#### Data shown

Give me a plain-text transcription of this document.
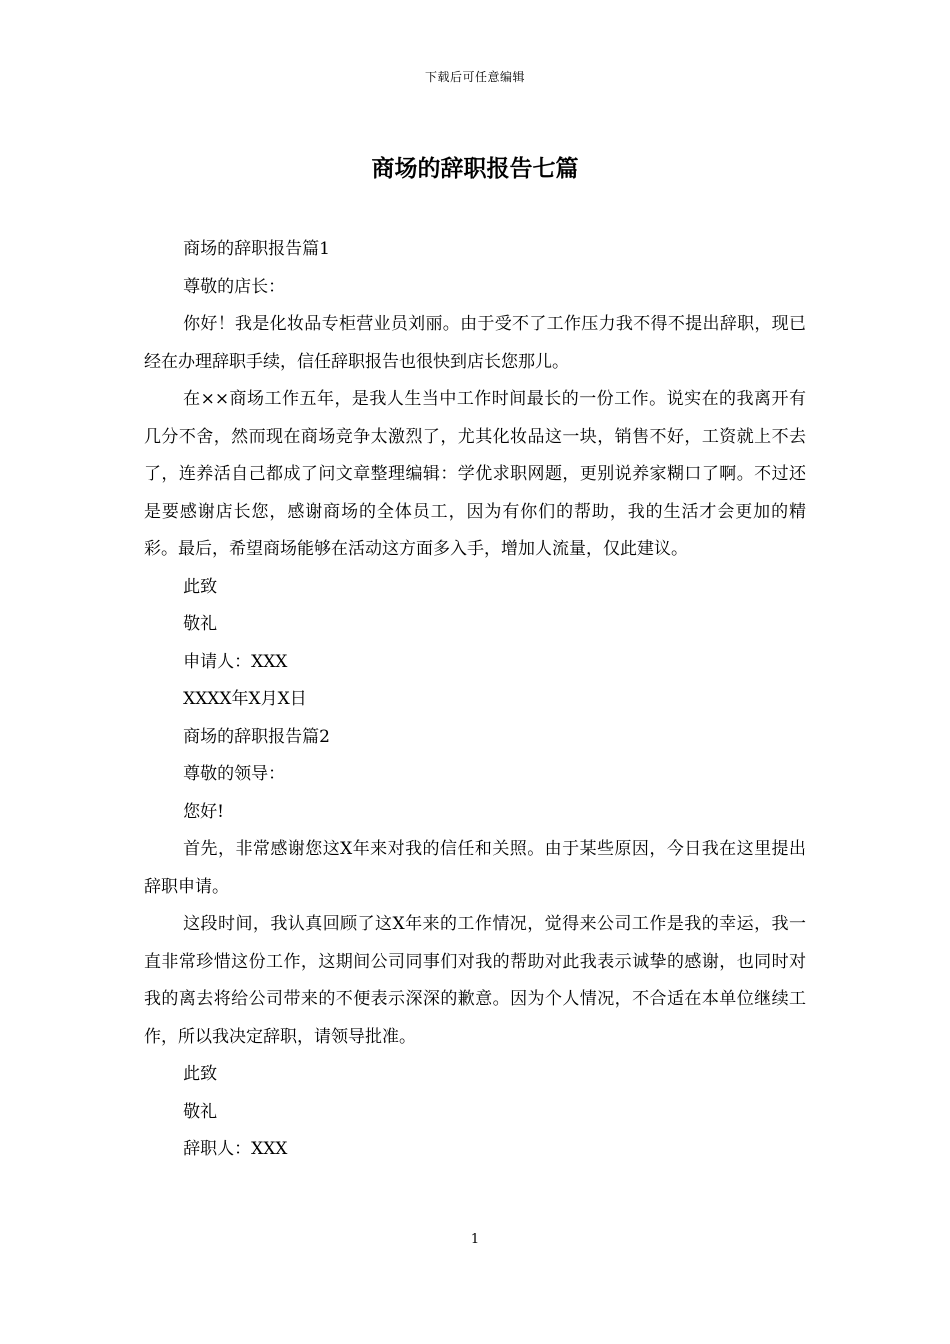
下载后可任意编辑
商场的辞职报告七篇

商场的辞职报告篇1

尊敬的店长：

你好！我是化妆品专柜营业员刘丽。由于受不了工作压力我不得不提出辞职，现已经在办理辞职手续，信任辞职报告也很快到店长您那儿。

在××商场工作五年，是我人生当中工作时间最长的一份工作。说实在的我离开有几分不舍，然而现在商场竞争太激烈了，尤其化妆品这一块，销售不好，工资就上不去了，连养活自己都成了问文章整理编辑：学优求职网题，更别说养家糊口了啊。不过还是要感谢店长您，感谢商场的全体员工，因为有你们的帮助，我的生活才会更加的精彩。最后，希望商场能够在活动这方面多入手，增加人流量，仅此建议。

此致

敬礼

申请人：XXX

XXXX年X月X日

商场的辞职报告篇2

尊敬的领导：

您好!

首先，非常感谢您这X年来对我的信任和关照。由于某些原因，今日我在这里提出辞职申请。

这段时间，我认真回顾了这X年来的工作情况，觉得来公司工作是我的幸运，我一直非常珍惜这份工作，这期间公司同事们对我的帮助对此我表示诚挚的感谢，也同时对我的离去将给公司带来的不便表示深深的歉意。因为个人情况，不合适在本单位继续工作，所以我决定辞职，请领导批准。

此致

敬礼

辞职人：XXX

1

########

**Your task**: Set the data above down again exactly as given, with no pictures.

**Expected answer**:
Give me a plain-text transcription of this document.
下载后可任意编辑
商场的辞职报告七篇

商场的辞职报告篇1

尊敬的店长：

你好！我是化妆品专柜营业员刘丽。由于受不了工作压力我不得不提出辞职，现已经在办理辞职手续，信任辞职报告也很快到店长您那儿。

在××商场工作五年，是我人生当中工作时间最长的一份工作。说实在的我离开有几分不舍，然而现在商场竞争太激烈了，尤其化妆品这一块，销售不好，工资就上不去了，连养活自己都成了问文章整理编辑：学优求职网题，更别说养家糊口了啊。不过还是要感谢店长您，感谢商场的全体员工，因为有你们的帮助，我的生活才会更加的精彩。最后，希望商场能够在活动这方面多入手，增加人流量，仅此建议。

此致

敬礼

申请人：XXX

XXXX年X月X日

商场的辞职报告篇2

尊敬的领导：

您好!

首先，非常感谢您这X年来对我的信任和关照。由于某些原因，今日我在这里提出辞职申请。

这段时间，我认真回顾了这X年来的工作情况，觉得来公司工作是我的幸运，我一直非常珍惜这份工作，这期间公司同事们对我的帮助对此我表示诚挚的感谢，也同时对我的离去将给公司带来的不便表示深深的歉意。因为个人情况，不合适在本单位继续工作，所以我决定辞职，请领导批准。

此致

敬礼

辞职人：XXX

1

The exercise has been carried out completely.